### Work to do
Could you write out the data word for word, from its first line through the line that contains "- day-number: 15: [564, 283, 661, 298]", including both of those lines?

____ Items

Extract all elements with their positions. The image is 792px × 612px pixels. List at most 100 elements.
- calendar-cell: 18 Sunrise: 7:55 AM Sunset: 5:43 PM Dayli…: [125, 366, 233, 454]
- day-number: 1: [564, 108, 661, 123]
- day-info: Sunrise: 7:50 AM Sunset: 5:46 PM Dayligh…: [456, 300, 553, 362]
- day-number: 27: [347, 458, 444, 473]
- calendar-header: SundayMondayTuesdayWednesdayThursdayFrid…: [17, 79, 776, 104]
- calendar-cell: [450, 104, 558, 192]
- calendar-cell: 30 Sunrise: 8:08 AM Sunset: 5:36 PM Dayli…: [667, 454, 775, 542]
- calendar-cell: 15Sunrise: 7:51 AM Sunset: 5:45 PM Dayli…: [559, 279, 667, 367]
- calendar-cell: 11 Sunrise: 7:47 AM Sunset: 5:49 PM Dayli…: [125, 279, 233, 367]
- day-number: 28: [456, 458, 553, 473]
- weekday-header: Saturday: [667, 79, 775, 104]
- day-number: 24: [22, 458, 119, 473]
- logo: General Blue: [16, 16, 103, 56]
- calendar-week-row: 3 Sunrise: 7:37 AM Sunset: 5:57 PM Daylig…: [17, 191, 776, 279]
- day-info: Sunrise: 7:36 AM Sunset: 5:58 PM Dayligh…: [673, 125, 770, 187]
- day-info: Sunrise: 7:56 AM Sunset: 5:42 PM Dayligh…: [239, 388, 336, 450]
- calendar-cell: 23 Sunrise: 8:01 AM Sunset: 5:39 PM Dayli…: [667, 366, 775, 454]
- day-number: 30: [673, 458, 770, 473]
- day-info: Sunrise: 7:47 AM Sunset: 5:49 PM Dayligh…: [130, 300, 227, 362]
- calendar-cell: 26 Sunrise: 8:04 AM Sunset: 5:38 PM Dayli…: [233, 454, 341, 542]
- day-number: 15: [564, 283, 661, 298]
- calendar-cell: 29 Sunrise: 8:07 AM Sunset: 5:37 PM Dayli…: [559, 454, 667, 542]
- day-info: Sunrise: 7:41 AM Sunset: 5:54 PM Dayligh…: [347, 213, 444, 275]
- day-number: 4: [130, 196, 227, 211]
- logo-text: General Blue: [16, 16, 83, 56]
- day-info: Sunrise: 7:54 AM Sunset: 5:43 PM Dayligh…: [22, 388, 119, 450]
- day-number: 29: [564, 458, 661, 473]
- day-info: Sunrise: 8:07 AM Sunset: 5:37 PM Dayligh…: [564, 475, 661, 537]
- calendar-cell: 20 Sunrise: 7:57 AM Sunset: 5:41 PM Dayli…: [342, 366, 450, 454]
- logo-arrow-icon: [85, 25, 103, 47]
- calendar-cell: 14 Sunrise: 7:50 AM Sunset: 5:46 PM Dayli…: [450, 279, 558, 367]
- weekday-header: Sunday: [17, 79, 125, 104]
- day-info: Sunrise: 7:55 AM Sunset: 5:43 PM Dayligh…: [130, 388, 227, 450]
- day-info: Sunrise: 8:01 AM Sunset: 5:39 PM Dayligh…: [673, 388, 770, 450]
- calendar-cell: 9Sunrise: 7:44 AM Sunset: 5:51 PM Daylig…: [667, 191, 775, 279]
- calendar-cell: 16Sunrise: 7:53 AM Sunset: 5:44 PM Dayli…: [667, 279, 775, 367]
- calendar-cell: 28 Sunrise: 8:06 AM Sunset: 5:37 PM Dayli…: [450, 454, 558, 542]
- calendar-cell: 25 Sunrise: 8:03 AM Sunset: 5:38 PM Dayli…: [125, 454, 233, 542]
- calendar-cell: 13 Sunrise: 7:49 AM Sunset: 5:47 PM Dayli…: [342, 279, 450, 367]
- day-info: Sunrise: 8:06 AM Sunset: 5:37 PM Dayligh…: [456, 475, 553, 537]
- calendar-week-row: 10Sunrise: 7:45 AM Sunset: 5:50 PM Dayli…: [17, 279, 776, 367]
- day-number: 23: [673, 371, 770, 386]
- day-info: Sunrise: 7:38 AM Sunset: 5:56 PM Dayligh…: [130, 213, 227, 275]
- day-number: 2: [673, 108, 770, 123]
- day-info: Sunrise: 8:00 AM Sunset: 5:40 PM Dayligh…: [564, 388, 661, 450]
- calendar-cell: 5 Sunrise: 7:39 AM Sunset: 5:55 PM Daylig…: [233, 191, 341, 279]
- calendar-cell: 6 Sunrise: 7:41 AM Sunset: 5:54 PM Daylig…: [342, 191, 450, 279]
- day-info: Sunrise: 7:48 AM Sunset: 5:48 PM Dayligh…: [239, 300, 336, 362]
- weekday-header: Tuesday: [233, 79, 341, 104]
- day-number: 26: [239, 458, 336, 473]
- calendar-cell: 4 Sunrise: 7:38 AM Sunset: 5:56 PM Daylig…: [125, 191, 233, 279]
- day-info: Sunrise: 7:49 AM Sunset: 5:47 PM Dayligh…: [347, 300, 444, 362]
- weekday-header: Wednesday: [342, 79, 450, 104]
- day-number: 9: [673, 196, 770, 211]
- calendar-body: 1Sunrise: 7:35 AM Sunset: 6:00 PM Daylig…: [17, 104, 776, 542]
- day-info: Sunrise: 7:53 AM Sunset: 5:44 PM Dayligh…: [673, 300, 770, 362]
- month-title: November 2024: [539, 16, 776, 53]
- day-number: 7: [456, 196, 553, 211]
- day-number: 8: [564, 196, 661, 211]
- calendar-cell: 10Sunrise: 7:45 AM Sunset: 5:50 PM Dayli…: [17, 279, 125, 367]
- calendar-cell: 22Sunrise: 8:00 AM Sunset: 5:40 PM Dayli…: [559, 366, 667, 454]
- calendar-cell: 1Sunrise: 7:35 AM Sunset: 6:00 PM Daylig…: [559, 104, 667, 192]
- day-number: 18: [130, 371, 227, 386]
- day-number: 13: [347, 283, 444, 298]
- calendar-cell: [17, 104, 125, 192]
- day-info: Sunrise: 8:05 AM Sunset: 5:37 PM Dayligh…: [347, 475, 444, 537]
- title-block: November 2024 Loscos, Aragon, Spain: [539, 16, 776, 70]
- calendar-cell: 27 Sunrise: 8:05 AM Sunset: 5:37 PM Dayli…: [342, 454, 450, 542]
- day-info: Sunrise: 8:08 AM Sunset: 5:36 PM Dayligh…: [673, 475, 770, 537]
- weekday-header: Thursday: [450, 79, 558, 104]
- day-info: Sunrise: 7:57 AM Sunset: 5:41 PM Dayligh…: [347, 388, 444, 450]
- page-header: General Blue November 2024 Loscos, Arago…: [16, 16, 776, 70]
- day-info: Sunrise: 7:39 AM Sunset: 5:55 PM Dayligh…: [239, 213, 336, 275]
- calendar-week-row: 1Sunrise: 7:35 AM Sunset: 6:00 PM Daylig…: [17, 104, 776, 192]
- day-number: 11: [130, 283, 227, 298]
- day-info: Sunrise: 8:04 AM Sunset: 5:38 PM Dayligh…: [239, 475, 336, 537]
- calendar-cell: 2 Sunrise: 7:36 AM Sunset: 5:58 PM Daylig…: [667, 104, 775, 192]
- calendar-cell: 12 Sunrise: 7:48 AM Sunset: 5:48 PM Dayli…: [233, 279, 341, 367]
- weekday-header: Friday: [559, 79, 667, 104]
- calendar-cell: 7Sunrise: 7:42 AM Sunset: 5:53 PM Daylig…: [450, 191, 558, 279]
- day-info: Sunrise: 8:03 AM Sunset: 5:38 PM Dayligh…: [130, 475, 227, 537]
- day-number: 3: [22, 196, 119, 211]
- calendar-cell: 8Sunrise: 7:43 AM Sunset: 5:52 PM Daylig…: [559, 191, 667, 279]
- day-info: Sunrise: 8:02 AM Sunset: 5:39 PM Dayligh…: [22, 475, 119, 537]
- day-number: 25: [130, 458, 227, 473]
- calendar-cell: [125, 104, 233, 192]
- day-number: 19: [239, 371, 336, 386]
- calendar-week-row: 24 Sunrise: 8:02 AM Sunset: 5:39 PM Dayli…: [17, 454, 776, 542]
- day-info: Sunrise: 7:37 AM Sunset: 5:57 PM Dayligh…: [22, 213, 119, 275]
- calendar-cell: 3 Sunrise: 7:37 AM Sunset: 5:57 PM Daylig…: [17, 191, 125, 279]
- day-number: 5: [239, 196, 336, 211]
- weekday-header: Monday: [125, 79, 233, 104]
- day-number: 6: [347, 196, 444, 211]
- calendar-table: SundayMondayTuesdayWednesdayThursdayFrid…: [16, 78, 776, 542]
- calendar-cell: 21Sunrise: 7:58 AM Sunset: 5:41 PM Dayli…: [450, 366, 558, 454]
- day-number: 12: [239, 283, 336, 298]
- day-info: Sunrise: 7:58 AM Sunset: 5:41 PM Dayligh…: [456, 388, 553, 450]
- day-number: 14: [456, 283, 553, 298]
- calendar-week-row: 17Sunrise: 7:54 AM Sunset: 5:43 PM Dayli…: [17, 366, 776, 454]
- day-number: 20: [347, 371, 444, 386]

________

### Finished task
Extract all elements with their positions. The image is 792px × 612px pixels. List at most 100 elements.
- calendar-cell: 18 Sunrise: 7:55 AM Sunset: 5:43 PM Dayli…: [125, 366, 233, 454]
- day-number: 1: [564, 108, 661, 123]
- day-info: Sunrise: 7:50 AM Sunset: 5:46 PM Dayligh…: [456, 300, 553, 362]
- day-number: 27: [347, 458, 444, 473]
- calendar-header: SundayMondayTuesdayWednesdayThursdayFrid…: [17, 79, 776, 104]
- calendar-cell: [450, 104, 558, 192]
- calendar-cell: 30 Sunrise: 8:08 AM Sunset: 5:36 PM Dayli…: [667, 454, 775, 542]
- calendar-cell: 15Sunrise: 7:51 AM Sunset: 5:45 PM Dayli…: [559, 279, 667, 367]
- calendar-cell: 11 Sunrise: 7:47 AM Sunset: 5:49 PM Dayli…: [125, 279, 233, 367]
- day-number: 28: [456, 458, 553, 473]
- weekday-header: Saturday: [667, 79, 775, 104]
- day-number: 24: [22, 458, 119, 473]
- logo: General Blue: [16, 16, 103, 56]
- calendar-week-row: 3 Sunrise: 7:37 AM Sunset: 5:57 PM Daylig…: [17, 191, 776, 279]
- day-info: Sunrise: 7:36 AM Sunset: 5:58 PM Dayligh…: [673, 125, 770, 187]
- day-info: Sunrise: 7:56 AM Sunset: 5:42 PM Dayligh…: [239, 388, 336, 450]
- calendar-cell: 23 Sunrise: 8:01 AM Sunset: 5:39 PM Dayli…: [667, 366, 775, 454]
- day-number: 30: [673, 458, 770, 473]
- day-info: Sunrise: 7:47 AM Sunset: 5:49 PM Dayligh…: [130, 300, 227, 362]
- calendar-cell: 26 Sunrise: 8:04 AM Sunset: 5:38 PM Dayli…: [233, 454, 341, 542]
- day-number: 15: [564, 283, 661, 298]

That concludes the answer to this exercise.